▼▼▼

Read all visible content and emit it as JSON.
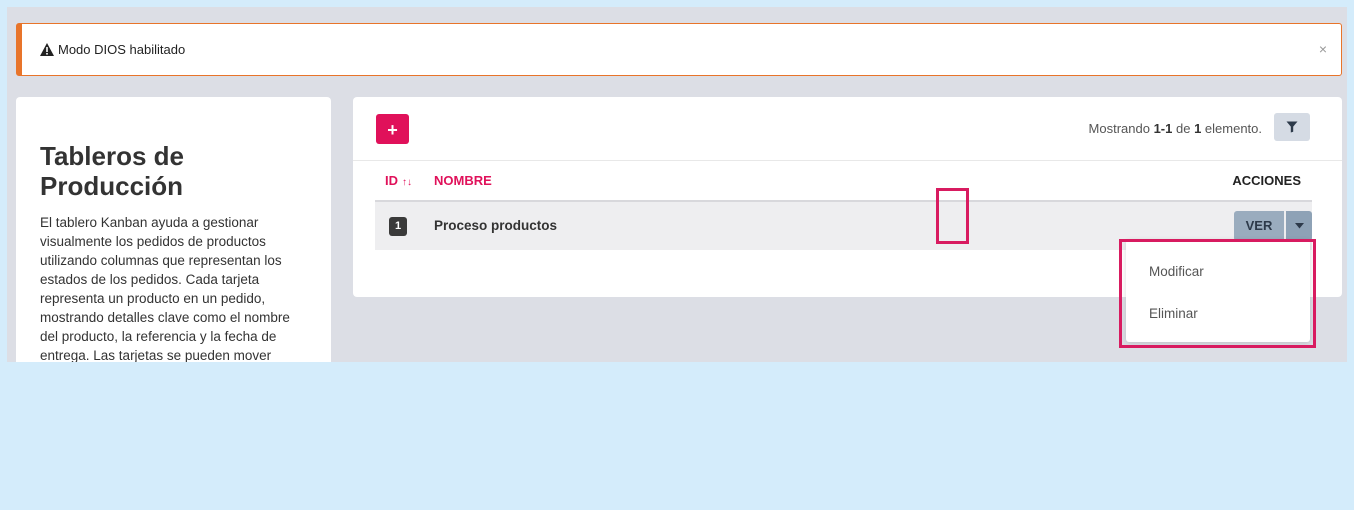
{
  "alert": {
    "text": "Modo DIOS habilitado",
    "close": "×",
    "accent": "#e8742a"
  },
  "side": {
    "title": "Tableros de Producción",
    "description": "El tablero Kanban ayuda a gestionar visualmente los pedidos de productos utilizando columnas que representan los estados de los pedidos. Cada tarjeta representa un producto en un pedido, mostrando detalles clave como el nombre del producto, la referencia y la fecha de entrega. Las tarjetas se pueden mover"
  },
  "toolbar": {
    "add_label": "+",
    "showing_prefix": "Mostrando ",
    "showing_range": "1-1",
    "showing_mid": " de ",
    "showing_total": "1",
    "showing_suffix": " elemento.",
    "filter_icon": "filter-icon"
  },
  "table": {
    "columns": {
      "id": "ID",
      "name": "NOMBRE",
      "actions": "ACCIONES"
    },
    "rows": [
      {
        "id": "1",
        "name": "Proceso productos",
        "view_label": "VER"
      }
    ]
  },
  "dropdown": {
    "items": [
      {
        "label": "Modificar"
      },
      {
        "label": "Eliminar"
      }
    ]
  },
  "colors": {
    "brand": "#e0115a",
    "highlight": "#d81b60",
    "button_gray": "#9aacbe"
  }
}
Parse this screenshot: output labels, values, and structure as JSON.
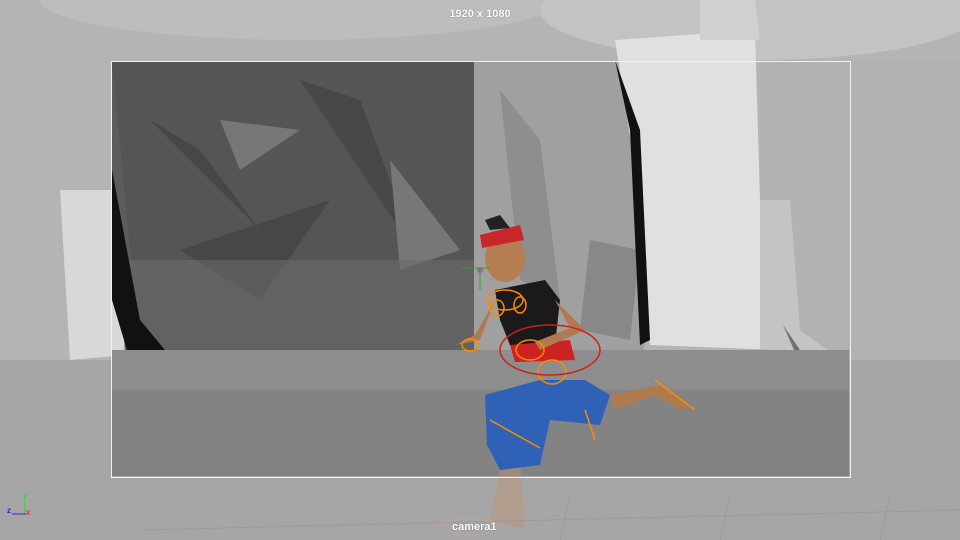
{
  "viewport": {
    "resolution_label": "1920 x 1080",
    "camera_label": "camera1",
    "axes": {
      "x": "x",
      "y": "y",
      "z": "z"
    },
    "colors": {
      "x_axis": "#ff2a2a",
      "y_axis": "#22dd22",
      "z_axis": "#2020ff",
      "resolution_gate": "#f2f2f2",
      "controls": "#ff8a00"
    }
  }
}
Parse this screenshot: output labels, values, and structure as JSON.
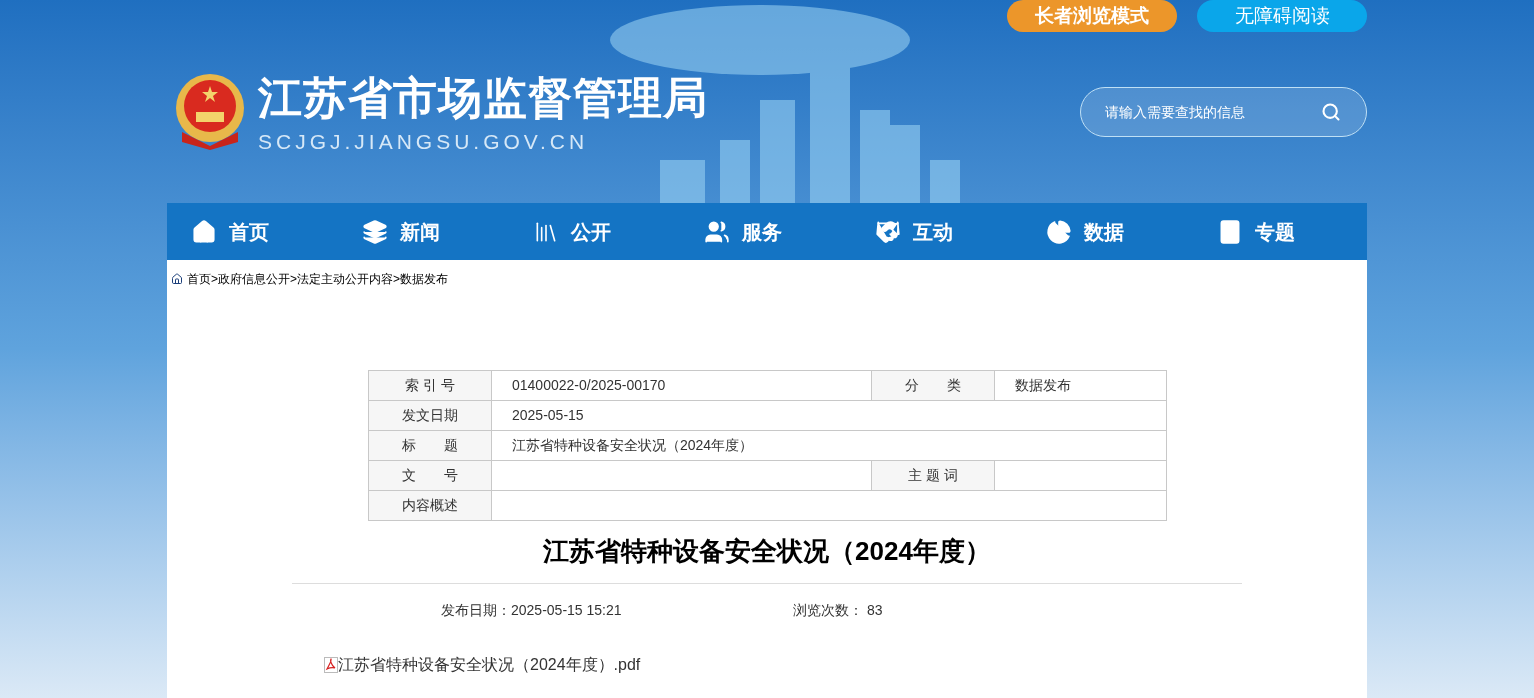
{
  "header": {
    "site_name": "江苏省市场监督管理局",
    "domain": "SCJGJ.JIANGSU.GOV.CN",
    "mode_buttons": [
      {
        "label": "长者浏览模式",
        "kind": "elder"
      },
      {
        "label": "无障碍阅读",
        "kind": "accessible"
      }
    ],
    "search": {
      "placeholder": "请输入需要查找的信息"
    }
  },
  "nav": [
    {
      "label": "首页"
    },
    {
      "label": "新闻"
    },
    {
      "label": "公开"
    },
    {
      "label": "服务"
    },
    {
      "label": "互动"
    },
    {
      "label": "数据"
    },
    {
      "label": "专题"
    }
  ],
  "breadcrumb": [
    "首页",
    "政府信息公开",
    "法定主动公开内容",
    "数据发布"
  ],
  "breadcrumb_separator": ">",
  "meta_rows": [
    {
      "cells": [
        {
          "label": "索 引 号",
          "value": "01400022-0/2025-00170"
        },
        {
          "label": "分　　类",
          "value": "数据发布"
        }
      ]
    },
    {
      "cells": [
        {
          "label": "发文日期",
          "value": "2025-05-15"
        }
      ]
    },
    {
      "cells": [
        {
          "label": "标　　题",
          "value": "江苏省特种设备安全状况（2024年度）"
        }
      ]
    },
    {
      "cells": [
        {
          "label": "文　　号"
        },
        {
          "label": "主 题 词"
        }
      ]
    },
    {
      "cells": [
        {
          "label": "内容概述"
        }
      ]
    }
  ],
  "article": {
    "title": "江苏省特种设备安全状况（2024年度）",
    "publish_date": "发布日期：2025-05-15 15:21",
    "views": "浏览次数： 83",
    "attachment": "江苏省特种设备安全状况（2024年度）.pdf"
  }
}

▲▲▲

● **What is required**
For each line of the listing that holds the word "江苏省特种设备安全状况", show that line.

● **Result of the exercise**
          "value": "江苏省特种设备安全状况（2024年度）"
    "title": "江苏省特种设备安全状况（2024年度）",
    "attachment": "江苏省特种设备安全状况（2024年度）.pdf"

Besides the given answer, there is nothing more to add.